__DATASET__
──────
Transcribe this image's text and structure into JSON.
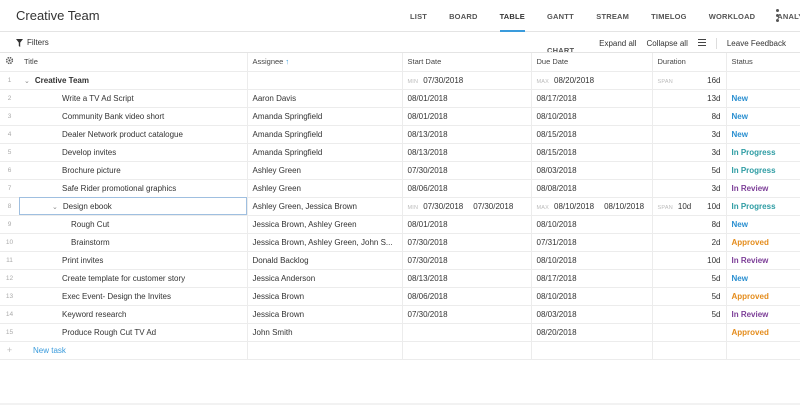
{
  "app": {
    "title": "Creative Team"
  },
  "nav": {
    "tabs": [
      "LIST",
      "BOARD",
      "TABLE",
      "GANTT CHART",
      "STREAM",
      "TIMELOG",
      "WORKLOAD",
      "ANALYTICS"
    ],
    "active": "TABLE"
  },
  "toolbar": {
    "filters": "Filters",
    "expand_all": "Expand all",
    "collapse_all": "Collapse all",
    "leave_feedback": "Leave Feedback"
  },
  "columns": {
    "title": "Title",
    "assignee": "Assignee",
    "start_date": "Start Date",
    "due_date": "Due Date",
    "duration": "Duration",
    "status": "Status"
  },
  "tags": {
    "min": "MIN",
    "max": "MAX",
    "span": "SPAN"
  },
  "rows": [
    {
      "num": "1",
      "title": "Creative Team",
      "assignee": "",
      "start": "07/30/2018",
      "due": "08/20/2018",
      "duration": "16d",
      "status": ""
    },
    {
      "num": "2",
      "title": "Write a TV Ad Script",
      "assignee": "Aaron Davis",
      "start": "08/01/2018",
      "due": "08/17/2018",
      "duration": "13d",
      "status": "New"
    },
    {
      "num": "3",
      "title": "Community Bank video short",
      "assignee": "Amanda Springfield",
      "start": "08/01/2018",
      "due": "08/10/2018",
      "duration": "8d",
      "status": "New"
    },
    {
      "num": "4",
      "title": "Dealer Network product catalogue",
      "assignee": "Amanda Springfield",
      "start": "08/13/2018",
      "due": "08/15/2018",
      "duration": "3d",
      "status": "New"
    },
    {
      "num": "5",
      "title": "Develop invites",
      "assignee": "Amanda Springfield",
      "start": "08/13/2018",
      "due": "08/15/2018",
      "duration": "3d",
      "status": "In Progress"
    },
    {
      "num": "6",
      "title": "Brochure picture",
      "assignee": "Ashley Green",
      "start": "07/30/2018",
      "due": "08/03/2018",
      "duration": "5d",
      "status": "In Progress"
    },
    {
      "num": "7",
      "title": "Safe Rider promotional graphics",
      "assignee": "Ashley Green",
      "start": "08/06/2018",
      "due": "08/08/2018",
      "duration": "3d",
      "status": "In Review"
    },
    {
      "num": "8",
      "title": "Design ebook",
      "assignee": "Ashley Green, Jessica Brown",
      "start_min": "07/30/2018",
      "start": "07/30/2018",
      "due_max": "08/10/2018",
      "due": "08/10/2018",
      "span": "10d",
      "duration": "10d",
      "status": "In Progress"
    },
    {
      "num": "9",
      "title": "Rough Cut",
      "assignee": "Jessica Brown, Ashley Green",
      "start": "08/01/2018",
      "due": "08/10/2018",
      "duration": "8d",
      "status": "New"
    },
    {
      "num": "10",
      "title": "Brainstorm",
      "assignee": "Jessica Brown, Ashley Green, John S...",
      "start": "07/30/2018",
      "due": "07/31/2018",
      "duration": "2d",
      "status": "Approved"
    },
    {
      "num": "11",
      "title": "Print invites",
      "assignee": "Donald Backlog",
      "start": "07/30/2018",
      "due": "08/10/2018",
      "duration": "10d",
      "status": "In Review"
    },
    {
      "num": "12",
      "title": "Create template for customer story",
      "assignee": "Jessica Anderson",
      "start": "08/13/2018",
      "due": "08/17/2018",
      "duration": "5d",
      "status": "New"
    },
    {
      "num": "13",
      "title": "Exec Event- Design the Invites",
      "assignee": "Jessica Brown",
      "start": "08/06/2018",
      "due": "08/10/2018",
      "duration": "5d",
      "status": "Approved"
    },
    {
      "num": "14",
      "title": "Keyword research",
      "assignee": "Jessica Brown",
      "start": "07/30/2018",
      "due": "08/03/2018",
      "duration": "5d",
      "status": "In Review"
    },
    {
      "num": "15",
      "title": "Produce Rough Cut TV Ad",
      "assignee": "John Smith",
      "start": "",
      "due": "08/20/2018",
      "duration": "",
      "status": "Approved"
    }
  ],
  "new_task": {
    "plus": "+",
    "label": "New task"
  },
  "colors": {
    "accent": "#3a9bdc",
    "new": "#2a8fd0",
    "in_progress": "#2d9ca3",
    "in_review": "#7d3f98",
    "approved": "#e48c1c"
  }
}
──────
__SET TASK__
Check each line above for the string "Creative", then copy the ones that have it.

__TASK ANSWER__
    "title": "Creative Team"
      "title": "Creative Team",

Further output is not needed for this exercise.